[Stored records]
** start **

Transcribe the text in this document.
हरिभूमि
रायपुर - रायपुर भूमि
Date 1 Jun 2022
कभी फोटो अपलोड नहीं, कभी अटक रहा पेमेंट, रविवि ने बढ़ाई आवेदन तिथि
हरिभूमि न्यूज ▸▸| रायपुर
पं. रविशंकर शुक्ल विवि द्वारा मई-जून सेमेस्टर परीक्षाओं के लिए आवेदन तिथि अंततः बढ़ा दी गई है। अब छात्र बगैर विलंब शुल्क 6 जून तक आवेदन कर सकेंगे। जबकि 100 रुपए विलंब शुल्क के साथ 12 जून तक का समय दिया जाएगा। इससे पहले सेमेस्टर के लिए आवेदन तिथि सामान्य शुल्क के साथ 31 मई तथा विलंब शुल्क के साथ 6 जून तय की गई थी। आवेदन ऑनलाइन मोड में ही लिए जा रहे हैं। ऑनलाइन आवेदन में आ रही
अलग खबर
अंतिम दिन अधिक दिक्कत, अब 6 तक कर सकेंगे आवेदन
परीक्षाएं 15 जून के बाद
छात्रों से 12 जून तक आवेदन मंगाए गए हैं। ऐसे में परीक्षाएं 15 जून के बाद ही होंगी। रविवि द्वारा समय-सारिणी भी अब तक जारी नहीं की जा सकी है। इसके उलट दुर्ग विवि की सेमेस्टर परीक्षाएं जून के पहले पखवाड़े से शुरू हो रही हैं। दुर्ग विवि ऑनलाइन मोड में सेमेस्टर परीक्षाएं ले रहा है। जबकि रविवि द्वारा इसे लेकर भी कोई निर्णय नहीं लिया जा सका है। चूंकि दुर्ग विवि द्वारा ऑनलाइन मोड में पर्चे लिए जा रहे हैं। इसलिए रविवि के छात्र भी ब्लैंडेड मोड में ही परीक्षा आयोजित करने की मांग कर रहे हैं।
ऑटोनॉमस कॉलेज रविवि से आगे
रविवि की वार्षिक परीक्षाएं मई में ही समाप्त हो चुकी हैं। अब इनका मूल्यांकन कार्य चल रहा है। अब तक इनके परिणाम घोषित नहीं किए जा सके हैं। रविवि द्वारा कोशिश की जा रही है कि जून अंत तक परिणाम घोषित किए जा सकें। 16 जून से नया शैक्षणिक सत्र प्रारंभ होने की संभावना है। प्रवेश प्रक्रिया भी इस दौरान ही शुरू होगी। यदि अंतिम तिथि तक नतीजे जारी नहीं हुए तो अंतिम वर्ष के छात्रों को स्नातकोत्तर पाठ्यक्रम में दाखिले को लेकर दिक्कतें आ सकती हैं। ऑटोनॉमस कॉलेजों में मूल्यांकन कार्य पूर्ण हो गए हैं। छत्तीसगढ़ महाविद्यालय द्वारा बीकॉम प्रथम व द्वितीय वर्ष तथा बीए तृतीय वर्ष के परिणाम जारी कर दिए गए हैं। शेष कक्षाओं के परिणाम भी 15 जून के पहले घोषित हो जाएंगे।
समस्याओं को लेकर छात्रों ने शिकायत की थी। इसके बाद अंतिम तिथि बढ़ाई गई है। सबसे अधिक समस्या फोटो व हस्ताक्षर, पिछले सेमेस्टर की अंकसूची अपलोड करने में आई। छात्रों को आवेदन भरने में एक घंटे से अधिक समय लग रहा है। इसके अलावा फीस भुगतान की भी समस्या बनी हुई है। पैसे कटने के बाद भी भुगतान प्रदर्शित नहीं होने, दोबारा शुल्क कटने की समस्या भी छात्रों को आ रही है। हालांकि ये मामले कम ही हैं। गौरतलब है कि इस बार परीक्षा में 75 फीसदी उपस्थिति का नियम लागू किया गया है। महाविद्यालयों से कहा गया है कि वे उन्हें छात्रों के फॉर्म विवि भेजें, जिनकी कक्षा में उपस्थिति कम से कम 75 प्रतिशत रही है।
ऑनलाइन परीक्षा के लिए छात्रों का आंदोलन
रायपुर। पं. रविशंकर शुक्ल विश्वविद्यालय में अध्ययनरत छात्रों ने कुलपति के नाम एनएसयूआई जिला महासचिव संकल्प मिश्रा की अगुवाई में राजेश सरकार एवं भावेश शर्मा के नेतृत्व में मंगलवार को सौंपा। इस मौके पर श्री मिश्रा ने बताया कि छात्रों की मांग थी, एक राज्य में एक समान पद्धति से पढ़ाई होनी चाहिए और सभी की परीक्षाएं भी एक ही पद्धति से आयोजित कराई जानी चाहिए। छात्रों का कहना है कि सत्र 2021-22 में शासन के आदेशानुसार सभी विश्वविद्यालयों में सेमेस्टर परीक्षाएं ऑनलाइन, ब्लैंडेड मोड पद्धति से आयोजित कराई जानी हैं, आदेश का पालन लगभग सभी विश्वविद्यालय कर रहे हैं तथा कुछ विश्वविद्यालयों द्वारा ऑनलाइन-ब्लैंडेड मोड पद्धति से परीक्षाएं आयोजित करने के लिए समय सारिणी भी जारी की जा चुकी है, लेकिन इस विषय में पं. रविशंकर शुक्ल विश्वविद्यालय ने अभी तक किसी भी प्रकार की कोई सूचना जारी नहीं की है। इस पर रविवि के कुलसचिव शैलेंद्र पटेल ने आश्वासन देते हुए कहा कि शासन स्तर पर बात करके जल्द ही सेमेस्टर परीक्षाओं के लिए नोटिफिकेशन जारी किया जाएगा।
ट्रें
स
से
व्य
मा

** end **
** start **

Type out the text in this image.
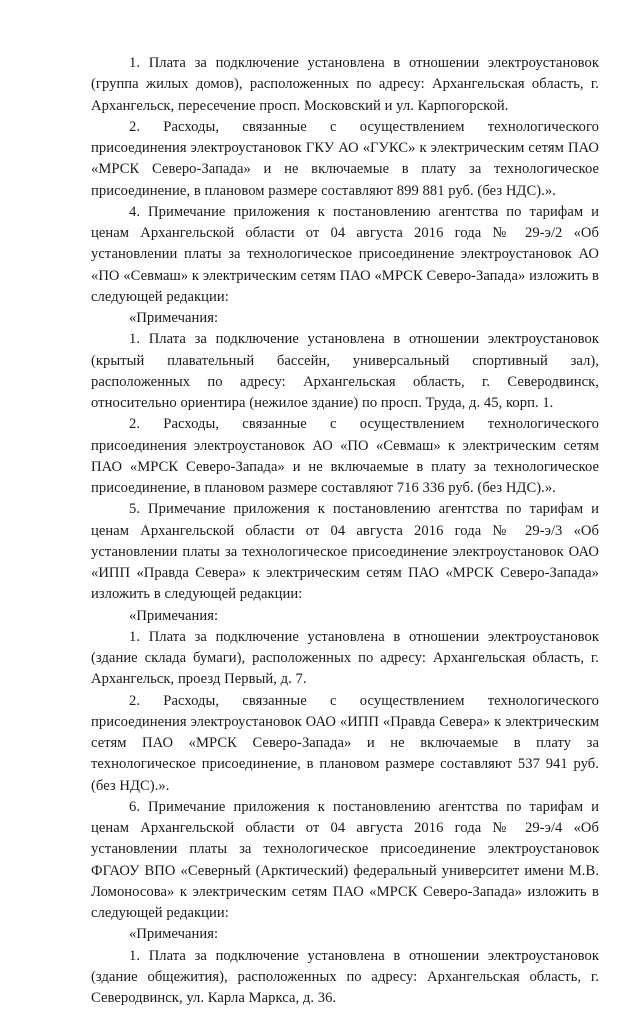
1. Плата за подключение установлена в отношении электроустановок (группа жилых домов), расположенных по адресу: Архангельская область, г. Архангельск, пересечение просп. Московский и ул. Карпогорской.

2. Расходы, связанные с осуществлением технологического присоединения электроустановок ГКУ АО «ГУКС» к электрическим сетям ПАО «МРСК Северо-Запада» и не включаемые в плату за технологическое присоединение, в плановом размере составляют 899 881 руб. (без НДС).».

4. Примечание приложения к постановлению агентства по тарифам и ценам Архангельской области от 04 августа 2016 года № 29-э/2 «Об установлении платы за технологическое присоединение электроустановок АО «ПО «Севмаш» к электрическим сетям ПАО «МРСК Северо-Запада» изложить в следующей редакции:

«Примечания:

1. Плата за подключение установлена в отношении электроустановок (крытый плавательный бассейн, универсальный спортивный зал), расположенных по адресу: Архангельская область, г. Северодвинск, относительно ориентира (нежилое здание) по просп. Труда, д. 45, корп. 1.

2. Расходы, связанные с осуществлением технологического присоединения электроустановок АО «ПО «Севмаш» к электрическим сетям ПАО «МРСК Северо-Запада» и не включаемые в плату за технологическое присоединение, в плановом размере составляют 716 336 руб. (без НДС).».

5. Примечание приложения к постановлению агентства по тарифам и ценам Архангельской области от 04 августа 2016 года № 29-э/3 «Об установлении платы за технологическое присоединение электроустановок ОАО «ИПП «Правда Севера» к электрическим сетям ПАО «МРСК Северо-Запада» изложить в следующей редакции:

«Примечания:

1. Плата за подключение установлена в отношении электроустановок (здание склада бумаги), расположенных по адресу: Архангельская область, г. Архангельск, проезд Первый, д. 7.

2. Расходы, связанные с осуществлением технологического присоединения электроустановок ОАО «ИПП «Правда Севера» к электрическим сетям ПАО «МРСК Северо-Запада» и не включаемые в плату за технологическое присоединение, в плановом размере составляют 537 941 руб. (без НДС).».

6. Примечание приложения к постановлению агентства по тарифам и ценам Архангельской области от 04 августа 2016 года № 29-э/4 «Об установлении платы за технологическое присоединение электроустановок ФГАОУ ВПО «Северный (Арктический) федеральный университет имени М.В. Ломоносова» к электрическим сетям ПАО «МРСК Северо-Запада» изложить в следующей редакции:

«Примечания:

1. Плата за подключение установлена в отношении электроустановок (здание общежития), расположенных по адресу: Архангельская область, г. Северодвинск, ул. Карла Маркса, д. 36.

** end **

*STATED PROBLEM:*
Pull out each line of the entries that contains "text".

*FINAL ANSWER:*
Transcribe the text in this document.
Type out the text in this image.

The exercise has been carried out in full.